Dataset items
........
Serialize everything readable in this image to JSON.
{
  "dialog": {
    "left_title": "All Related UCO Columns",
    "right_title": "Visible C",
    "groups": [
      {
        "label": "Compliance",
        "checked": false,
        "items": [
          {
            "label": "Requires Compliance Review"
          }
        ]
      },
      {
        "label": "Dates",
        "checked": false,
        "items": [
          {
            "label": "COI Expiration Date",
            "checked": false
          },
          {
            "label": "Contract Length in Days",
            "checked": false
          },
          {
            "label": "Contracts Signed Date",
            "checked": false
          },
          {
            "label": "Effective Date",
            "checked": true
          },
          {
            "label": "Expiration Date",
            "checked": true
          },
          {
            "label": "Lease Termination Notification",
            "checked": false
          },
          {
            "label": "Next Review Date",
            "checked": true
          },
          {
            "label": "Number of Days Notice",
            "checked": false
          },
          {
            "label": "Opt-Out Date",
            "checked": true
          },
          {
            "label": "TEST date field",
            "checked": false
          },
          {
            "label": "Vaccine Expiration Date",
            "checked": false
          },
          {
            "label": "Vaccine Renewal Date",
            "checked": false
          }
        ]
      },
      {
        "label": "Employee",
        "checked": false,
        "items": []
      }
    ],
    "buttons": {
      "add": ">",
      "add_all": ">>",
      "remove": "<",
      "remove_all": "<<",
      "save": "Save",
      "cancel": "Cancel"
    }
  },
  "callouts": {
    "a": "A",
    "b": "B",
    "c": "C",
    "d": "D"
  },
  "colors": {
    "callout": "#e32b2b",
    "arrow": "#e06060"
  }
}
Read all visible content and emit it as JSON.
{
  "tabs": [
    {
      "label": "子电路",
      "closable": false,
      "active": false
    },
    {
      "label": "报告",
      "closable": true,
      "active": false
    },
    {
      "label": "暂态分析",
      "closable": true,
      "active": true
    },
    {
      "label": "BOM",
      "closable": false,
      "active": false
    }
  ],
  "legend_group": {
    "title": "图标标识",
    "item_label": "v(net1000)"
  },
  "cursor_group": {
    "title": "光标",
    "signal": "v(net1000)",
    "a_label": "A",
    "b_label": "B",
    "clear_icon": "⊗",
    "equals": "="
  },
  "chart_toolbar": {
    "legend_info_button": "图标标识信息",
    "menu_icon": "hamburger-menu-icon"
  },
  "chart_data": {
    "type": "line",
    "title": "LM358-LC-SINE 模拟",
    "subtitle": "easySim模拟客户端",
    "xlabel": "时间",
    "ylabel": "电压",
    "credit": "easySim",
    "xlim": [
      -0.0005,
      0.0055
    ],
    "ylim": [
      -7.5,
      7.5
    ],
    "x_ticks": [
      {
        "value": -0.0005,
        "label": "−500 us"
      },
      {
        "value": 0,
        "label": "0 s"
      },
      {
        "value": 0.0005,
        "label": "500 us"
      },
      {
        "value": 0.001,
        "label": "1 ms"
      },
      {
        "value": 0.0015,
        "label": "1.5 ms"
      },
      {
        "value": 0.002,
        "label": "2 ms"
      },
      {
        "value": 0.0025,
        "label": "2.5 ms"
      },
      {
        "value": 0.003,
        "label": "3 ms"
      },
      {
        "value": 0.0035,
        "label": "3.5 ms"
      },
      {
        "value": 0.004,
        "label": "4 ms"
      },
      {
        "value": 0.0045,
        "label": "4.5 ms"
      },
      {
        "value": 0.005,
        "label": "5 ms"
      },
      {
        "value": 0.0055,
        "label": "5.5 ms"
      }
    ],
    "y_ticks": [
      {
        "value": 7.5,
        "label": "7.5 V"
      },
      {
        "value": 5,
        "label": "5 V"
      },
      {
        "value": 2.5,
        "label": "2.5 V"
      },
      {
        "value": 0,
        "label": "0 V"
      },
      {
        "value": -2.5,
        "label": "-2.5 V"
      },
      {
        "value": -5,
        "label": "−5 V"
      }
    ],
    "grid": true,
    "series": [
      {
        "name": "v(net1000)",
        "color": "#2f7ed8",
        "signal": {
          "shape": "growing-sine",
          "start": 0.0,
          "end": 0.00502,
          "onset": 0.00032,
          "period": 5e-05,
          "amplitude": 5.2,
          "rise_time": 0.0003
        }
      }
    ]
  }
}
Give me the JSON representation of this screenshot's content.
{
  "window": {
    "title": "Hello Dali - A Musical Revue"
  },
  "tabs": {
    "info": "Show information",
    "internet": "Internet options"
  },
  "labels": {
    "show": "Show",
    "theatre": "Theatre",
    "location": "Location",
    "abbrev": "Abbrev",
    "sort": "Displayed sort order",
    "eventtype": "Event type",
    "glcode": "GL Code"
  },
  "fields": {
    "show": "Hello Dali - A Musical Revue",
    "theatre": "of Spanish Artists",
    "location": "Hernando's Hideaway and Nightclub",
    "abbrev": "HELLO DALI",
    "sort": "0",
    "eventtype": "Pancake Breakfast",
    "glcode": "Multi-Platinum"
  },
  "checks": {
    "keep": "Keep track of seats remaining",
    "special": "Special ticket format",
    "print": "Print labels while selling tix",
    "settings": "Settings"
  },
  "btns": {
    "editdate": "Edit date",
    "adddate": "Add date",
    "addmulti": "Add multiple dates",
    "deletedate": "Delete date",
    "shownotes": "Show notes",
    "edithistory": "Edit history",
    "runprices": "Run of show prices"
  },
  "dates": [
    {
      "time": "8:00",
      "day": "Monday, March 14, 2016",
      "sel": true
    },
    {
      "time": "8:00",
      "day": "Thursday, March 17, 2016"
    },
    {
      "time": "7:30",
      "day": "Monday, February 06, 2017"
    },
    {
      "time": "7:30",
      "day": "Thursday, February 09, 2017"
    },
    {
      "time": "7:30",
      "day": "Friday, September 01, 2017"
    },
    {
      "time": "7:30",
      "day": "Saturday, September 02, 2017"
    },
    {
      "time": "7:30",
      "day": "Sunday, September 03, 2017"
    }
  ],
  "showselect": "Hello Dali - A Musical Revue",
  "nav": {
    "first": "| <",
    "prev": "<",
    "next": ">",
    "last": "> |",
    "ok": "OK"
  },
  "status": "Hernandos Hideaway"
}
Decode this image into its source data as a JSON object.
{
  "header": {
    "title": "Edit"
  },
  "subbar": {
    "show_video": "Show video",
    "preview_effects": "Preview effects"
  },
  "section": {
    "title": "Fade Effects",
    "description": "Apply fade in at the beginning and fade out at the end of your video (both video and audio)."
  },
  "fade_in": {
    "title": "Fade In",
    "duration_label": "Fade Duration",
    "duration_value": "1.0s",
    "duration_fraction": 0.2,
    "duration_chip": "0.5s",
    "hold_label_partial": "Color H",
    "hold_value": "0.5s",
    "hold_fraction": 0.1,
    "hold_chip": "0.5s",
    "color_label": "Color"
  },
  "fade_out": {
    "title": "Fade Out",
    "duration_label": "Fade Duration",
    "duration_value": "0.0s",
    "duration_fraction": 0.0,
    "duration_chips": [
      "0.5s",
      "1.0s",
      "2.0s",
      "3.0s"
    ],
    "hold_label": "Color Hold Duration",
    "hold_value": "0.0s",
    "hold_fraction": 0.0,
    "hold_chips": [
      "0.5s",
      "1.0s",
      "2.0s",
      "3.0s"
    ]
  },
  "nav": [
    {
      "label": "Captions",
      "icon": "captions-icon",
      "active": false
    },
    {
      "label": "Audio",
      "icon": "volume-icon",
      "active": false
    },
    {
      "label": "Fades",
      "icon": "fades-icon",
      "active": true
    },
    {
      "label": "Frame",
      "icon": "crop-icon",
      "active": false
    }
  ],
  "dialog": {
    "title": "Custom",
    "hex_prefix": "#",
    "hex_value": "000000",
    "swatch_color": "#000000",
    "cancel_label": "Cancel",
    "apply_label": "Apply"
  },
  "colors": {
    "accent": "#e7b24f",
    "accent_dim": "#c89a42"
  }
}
........
Your task
Count the lines above that contain the word "Thursday", and give only that number.

Solved exercise
2